§ REQUIREMENT
Go through the entries below and collect each line with the string "Scheduled" in it.

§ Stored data
---+---

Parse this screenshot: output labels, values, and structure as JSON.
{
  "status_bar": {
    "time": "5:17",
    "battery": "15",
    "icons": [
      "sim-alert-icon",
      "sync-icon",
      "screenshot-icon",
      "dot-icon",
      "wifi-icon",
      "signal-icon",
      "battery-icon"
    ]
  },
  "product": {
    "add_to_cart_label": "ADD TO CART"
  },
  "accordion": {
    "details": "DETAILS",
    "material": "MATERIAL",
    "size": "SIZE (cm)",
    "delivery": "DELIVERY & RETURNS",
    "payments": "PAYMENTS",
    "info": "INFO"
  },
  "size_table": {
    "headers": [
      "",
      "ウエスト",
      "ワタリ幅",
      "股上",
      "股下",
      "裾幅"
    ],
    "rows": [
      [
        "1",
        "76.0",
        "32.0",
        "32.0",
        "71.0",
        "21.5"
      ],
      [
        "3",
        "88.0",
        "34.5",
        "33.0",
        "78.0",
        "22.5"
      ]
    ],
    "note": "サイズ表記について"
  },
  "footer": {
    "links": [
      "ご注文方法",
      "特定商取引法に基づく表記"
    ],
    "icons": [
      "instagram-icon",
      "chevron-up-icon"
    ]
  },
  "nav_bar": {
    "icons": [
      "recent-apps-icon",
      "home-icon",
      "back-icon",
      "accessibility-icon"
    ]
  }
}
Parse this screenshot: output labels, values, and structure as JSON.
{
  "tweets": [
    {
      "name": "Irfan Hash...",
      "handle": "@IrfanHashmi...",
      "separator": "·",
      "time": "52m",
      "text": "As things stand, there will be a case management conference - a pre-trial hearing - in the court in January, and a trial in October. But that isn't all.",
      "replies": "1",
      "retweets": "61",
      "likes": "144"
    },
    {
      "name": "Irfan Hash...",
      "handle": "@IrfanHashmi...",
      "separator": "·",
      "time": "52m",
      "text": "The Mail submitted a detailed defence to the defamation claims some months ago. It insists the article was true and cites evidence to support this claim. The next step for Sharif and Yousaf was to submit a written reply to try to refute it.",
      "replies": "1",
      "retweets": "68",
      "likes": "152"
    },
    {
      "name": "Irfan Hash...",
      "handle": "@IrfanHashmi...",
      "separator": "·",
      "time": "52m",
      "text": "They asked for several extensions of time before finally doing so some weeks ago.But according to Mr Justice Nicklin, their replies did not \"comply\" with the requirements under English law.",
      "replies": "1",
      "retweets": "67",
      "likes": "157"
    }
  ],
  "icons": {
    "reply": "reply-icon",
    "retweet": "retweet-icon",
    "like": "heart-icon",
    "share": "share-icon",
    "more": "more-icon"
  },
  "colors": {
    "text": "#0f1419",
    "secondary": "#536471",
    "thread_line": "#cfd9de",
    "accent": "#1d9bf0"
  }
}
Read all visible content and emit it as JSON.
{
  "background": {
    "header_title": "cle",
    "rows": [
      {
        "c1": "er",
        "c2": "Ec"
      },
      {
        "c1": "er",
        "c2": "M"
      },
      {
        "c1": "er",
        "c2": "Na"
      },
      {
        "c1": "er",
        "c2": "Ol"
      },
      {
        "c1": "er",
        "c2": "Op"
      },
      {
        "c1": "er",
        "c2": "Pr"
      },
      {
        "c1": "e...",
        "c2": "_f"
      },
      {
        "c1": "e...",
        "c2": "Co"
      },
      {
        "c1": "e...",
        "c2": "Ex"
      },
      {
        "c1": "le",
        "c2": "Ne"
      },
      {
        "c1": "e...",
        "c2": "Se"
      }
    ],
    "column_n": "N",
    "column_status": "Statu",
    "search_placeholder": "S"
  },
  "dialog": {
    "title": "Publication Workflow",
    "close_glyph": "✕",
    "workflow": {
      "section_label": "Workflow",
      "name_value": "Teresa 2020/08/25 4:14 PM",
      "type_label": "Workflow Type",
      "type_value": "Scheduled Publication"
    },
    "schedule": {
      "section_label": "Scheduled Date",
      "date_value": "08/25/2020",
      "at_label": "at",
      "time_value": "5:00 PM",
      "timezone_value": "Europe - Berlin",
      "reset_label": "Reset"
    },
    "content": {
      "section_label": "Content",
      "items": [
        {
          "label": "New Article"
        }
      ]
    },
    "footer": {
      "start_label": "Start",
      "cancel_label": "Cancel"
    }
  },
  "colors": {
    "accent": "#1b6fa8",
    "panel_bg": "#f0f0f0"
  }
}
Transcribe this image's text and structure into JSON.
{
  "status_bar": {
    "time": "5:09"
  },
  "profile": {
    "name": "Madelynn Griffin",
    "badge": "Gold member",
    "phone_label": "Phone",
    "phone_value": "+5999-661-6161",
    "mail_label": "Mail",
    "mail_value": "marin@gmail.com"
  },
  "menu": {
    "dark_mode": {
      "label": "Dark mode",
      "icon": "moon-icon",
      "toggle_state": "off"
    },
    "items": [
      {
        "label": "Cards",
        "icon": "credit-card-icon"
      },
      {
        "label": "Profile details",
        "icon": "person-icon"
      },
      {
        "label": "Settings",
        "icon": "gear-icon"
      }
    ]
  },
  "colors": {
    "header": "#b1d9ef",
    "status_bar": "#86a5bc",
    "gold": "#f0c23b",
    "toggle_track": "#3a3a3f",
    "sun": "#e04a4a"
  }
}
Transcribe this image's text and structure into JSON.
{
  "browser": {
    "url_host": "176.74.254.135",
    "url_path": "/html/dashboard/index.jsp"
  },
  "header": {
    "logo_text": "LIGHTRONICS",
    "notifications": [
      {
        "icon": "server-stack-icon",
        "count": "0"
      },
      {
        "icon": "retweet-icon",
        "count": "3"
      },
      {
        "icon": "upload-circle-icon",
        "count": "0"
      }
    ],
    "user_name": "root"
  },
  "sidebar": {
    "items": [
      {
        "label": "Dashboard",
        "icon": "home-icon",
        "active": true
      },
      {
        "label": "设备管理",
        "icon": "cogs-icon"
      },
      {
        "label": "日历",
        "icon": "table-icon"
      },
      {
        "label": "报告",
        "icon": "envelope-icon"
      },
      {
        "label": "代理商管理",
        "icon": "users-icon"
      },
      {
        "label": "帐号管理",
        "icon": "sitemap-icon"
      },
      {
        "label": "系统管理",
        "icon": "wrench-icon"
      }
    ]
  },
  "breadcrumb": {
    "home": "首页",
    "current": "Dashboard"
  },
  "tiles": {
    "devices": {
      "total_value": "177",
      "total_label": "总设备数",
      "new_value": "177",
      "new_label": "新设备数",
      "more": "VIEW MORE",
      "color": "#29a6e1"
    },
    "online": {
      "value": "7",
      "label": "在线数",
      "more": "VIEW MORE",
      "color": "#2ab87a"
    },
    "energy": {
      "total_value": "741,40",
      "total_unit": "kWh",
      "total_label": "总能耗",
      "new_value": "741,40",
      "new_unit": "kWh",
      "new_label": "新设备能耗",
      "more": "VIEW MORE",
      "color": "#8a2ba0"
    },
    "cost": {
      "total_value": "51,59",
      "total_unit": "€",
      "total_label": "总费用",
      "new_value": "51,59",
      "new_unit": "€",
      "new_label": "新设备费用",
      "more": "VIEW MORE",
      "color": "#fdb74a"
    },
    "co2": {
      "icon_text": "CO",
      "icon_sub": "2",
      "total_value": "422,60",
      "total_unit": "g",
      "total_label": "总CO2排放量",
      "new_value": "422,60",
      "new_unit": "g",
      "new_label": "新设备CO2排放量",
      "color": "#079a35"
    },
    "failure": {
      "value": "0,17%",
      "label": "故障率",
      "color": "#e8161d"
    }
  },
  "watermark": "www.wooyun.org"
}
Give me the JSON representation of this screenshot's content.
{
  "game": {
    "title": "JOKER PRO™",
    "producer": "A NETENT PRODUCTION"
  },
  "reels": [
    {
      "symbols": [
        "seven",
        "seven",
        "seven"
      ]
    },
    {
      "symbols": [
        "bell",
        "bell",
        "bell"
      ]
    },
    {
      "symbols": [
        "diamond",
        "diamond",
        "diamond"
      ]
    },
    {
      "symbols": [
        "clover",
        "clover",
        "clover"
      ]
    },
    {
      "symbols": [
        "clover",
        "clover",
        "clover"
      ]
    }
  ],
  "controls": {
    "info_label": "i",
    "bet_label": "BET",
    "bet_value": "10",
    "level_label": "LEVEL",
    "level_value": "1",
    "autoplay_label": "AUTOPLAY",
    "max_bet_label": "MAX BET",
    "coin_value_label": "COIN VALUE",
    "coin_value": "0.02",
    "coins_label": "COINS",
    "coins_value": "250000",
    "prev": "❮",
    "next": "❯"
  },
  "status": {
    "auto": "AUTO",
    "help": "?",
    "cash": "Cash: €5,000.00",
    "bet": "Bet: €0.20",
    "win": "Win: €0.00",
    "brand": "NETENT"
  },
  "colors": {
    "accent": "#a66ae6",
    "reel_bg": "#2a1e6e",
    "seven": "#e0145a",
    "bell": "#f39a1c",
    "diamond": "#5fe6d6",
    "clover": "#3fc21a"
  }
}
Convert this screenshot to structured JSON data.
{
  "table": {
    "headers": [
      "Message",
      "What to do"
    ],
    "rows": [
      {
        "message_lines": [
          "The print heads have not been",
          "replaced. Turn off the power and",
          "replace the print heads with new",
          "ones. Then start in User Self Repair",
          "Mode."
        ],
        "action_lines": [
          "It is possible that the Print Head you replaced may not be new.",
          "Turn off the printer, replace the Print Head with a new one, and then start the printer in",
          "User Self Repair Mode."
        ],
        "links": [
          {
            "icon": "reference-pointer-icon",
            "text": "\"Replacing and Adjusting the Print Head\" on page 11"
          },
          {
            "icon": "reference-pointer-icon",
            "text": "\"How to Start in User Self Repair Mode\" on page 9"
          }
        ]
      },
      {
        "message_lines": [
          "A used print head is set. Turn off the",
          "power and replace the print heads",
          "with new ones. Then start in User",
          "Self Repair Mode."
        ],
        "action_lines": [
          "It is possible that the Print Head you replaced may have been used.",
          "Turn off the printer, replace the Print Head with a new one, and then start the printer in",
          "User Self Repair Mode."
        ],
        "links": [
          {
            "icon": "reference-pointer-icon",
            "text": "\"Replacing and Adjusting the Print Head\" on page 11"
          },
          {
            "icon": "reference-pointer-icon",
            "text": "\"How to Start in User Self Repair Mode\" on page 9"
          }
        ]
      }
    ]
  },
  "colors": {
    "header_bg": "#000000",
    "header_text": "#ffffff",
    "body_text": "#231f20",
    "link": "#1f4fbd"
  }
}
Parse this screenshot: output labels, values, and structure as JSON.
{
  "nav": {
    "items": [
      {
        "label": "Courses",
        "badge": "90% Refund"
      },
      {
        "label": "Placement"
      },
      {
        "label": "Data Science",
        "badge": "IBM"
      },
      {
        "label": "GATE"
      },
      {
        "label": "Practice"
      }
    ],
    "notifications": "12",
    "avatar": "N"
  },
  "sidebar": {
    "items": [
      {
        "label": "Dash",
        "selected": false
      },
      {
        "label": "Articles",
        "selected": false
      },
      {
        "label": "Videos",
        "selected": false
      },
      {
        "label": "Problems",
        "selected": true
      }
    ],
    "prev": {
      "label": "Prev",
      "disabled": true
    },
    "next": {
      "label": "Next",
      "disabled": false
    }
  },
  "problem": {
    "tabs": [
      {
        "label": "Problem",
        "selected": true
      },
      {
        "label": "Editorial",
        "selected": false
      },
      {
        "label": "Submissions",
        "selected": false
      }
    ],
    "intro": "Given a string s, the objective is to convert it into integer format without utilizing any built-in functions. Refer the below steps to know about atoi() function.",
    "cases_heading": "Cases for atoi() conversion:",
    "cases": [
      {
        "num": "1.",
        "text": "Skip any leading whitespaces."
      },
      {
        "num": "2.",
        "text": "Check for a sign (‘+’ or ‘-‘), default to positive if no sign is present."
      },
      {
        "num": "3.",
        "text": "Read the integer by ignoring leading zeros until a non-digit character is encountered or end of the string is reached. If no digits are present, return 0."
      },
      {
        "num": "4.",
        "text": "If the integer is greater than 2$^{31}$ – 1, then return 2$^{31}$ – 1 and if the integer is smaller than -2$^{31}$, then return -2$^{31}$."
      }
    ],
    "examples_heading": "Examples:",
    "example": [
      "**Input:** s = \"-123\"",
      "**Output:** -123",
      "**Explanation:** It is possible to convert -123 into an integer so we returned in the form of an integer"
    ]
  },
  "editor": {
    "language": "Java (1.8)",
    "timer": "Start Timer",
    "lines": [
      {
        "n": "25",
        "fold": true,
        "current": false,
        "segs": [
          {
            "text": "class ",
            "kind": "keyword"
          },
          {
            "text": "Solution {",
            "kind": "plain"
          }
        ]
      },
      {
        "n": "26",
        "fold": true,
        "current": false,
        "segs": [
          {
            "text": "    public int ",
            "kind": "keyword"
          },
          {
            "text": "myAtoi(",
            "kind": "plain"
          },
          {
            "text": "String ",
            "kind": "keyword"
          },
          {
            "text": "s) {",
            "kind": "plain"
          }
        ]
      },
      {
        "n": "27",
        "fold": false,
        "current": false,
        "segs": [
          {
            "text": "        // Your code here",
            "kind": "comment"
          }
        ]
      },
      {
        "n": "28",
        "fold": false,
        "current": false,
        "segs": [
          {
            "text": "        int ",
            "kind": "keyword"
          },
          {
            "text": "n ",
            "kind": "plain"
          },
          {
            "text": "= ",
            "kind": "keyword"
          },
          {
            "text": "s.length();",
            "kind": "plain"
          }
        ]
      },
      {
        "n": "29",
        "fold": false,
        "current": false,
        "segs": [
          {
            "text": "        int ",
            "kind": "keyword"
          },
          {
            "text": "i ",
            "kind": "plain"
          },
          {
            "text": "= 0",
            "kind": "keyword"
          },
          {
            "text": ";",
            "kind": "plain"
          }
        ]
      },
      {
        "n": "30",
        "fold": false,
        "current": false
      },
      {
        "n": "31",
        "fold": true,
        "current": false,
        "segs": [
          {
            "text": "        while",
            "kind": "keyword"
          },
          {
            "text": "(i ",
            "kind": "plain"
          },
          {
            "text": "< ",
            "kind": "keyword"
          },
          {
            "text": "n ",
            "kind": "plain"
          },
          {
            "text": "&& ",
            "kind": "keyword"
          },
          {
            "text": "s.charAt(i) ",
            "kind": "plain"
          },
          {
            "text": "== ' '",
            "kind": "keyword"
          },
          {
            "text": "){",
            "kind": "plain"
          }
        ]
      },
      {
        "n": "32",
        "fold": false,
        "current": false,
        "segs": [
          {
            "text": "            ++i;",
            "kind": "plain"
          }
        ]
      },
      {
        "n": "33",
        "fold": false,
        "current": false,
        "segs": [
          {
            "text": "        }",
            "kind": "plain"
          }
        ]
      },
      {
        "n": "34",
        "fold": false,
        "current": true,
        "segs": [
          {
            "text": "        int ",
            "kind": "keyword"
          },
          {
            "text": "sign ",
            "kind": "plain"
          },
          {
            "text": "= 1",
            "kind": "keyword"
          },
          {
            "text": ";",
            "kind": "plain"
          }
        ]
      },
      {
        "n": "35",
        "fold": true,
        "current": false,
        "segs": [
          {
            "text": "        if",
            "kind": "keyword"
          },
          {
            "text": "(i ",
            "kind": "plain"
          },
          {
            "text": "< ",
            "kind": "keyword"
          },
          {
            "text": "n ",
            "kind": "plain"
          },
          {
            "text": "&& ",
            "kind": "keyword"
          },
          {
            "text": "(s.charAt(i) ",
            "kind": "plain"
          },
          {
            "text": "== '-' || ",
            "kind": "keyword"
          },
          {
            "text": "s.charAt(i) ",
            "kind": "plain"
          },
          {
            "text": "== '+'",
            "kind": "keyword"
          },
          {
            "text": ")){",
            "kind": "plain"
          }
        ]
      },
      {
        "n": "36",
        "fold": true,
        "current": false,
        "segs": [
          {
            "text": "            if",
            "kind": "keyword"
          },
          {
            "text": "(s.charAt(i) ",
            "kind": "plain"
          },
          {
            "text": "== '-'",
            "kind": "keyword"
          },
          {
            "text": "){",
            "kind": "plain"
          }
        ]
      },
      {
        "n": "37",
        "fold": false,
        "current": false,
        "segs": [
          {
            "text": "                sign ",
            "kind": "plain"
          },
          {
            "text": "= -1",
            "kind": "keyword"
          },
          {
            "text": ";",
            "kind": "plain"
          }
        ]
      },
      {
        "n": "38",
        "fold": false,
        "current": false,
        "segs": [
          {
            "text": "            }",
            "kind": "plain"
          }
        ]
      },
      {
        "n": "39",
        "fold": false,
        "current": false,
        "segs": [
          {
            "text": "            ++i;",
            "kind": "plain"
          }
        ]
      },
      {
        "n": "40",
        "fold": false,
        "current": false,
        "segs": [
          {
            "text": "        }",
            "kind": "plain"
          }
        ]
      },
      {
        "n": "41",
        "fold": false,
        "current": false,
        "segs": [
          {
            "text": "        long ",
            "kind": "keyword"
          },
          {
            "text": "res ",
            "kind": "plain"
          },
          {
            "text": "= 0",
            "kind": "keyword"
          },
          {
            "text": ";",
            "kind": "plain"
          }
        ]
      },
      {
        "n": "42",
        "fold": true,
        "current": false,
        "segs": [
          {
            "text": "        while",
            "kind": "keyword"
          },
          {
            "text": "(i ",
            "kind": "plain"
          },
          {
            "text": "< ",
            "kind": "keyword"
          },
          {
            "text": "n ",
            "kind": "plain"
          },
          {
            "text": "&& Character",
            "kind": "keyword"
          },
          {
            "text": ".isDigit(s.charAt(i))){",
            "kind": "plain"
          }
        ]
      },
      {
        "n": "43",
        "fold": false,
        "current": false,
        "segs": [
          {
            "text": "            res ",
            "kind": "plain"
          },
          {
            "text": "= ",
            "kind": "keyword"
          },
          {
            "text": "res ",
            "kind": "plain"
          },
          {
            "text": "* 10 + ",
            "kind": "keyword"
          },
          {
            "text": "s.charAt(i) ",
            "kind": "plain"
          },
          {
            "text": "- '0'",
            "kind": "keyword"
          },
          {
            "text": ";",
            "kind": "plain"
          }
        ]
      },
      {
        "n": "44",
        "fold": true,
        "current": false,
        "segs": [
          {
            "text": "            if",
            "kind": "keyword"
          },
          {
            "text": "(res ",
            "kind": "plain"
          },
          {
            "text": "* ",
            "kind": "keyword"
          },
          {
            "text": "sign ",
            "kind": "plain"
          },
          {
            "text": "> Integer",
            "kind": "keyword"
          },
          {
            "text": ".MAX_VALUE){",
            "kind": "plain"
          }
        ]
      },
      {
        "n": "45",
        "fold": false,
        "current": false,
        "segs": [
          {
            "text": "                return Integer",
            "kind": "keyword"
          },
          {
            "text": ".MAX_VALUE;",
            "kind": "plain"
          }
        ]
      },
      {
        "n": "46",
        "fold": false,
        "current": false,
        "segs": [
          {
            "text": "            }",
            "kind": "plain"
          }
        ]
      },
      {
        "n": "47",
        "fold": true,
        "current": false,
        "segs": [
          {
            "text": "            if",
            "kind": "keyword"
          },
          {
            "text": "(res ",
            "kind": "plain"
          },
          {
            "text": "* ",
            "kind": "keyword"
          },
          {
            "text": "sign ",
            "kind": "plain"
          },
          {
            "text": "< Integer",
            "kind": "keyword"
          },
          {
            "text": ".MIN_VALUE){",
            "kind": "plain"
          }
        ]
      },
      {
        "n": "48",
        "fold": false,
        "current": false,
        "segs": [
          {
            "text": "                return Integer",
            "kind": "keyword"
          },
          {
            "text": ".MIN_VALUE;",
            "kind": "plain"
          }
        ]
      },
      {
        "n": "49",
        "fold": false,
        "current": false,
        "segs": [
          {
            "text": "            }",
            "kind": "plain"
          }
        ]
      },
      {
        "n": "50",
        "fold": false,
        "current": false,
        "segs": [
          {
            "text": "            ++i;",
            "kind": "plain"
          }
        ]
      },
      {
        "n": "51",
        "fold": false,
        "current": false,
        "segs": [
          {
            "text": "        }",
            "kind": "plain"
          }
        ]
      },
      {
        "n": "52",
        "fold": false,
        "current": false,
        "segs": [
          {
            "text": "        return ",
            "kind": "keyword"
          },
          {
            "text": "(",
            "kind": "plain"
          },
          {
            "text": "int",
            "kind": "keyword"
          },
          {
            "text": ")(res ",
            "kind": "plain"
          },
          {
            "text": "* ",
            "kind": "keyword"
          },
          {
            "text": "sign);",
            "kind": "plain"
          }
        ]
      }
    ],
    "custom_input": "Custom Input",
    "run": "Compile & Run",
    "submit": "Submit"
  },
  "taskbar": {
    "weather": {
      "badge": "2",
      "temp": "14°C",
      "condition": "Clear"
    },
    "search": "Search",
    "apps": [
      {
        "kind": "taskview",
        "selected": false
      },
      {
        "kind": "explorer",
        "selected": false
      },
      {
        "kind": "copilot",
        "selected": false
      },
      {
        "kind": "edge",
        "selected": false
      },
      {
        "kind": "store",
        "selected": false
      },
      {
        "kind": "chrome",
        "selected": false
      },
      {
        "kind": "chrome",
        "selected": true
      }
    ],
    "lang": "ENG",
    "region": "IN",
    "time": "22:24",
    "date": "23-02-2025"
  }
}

---+---

§ ANSWER IN FULL
      "type_value": "Scheduled Publication"
      "section_label": "Scheduled Date",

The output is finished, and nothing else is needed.